*AIM OF THE TASK*. Nothing may be dropped or altered: reproduce all the data.

# start of SUPPLIED MATERIAL

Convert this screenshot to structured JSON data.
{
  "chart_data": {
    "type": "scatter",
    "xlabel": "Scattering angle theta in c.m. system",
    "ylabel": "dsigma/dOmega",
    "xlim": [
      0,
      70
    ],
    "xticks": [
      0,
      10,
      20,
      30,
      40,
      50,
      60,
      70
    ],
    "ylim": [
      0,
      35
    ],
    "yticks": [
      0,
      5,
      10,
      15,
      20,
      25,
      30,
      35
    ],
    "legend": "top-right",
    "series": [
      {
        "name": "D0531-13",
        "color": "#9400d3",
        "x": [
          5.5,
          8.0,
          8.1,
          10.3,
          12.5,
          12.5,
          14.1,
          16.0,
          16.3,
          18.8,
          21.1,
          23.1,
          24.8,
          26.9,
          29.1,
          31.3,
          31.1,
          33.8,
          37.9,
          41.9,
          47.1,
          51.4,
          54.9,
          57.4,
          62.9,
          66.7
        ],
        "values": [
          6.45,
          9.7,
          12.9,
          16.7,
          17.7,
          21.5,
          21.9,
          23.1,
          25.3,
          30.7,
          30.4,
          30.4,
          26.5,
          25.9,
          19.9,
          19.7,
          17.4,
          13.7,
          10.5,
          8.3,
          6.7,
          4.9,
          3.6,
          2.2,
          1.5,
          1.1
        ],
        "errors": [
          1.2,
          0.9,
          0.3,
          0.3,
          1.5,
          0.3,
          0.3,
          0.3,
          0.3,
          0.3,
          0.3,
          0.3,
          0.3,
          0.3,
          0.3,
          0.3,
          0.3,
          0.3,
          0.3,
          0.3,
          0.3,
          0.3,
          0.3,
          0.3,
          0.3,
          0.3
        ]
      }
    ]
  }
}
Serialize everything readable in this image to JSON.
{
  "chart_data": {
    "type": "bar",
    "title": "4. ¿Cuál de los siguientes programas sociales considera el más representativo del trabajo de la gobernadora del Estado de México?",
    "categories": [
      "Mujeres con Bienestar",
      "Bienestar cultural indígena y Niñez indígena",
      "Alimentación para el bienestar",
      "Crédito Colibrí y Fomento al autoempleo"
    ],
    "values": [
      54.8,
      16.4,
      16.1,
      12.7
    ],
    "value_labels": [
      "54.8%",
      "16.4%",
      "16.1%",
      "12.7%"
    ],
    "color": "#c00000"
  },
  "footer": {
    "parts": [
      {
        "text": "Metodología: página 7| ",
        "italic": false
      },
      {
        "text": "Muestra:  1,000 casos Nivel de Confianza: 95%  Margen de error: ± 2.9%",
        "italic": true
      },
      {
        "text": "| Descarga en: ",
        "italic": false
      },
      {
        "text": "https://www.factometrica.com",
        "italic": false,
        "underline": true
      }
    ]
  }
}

# end of SUPPLIED MATERIAL

*WRITTEN ANSWER*.
Convert this screenshot to structured JSON data.
{
  "chart_data": {
    "type": "scatter",
    "xlabel": "Scattering angle theta in c.m. system",
    "ylabel": "dsigma/dOmega",
    "xlim": [
      0,
      70
    ],
    "xticks": [
      0,
      10,
      20,
      30,
      40,
      50,
      60,
      70
    ],
    "ylim": [
      0,
      35
    ],
    "yticks": [
      0,
      5,
      10,
      15,
      20,
      25,
      30,
      35
    ],
    "legend": "top-right",
    "series": [
      {
        "name": "D0531-13",
        "color": "#9400d3",
        "x": [
          5.5,
          8.0,
          8.1,
          10.3,
          12.5,
          12.5,
          14.1,
          16.0,
          16.3,
          18.8,
          21.1,
          23.1,
          24.8,
          26.9,
          29.1,
          31.3,
          31.1,
          33.8,
          37.9,
          41.9,
          47.1,
          51.4,
          54.9,
          57.4,
          62.9,
          66.7
        ],
        "values": [
          6.45,
          9.7,
          12.9,
          16.7,
          17.7,
          21.5,
          21.9,
          23.1,
          25.3,
          30.7,
          30.4,
          30.4,
          26.5,
          25.9,
          19.9,
          19.7,
          17.4,
          13.7,
          10.5,
          8.3,
          6.7,
          4.9,
          3.6,
          2.2,
          1.5,
          1.1
        ],
        "errors": [
          1.2,
          0.9,
          0.3,
          0.3,
          1.5,
          0.3,
          0.3,
          0.3,
          0.3,
          0.3,
          0.3,
          0.3,
          0.3,
          0.3,
          0.3,
          0.3,
          0.3,
          0.3,
          0.3,
          0.3,
          0.3,
          0.3,
          0.3,
          0.3,
          0.3,
          0.3
        ]
      }
    ]
  }
}
Serialize everything readable in this image to JSON.
{
  "chart_data": {
    "type": "bar",
    "title": "4. ¿Cuál de los siguientes programas sociales considera el más representativo del trabajo de la gobernadora del Estado de México?",
    "categories": [
      "Mujeres con Bienestar",
      "Bienestar cultural indígena y Niñez indígena",
      "Alimentación para el bienestar",
      "Crédito Colibrí y Fomento al autoempleo"
    ],
    "values": [
      54.8,
      16.4,
      16.1,
      12.7
    ],
    "value_labels": [
      "54.8%",
      "16.4%",
      "16.1%",
      "12.7%"
    ],
    "color": "#c00000"
  },
  "footer": {
    "parts": [
      {
        "text": "Metodología: página 7| ",
        "italic": false
      },
      {
        "text": "Muestra:  1,000 casos Nivel de Confianza: 95%  Margen de error: ± 2.9%",
        "italic": true
      },
      {
        "text": "| Descarga en: ",
        "italic": false
      },
      {
        "text": "https://www.factometrica.com",
        "italic": false,
        "underline": true
      }
    ]
  }
}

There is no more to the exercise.